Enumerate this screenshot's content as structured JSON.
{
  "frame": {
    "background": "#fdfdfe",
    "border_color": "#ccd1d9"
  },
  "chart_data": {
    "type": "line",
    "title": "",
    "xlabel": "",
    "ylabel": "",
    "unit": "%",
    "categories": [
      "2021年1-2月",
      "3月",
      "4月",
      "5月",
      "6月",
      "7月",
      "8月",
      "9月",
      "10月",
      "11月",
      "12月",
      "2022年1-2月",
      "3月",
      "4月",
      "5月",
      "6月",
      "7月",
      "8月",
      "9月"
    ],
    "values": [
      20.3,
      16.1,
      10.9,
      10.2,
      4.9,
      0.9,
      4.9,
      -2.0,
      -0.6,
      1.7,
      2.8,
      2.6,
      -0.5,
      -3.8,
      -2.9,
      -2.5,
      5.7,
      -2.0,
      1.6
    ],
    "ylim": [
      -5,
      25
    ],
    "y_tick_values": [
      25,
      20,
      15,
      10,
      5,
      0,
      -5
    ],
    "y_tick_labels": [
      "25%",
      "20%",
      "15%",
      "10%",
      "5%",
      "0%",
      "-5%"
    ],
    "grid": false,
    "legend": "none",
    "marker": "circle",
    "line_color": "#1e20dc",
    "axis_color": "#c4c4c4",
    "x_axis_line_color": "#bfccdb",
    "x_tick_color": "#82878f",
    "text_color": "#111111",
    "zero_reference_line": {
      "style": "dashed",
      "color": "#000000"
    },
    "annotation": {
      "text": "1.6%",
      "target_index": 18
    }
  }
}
········
# TASK GOAL:
Every record should be given again exactly.

# EXERCISE OUTPUT:
Enumerate this screenshot's content as structured JSON.
{
  "frame": {
    "background": "#fdfdfe",
    "border_color": "#ccd1d9"
  },
  "chart_data": {
    "type": "line",
    "title": "",
    "xlabel": "",
    "ylabel": "",
    "unit": "%",
    "categories": [
      "2021年1-2月",
      "3月",
      "4月",
      "5月",
      "6月",
      "7月",
      "8月",
      "9月",
      "10月",
      "11月",
      "12月",
      "2022年1-2月",
      "3月",
      "4月",
      "5月",
      "6月",
      "7月",
      "8月",
      "9月"
    ],
    "values": [
      20.3,
      16.1,
      10.9,
      10.2,
      4.9,
      0.9,
      4.9,
      -2.0,
      -0.6,
      1.7,
      2.8,
      2.6,
      -0.5,
      -3.8,
      -2.9,
      -2.5,
      5.7,
      -2.0,
      1.6
    ],
    "ylim": [
      -5,
      25
    ],
    "y_tick_values": [
      25,
      20,
      15,
      10,
      5,
      0,
      -5
    ],
    "y_tick_labels": [
      "25%",
      "20%",
      "15%",
      "10%",
      "5%",
      "0%",
      "-5%"
    ],
    "grid": false,
    "legend": "none",
    "marker": "circle",
    "line_color": "#1e20dc",
    "axis_color": "#c4c4c4",
    "x_axis_line_color": "#bfccdb",
    "x_tick_color": "#82878f",
    "text_color": "#111111",
    "zero_reference_line": {
      "style": "dashed",
      "color": "#000000"
    },
    "annotation": {
      "text": "1.6%",
      "target_index": 18
    }
  }
}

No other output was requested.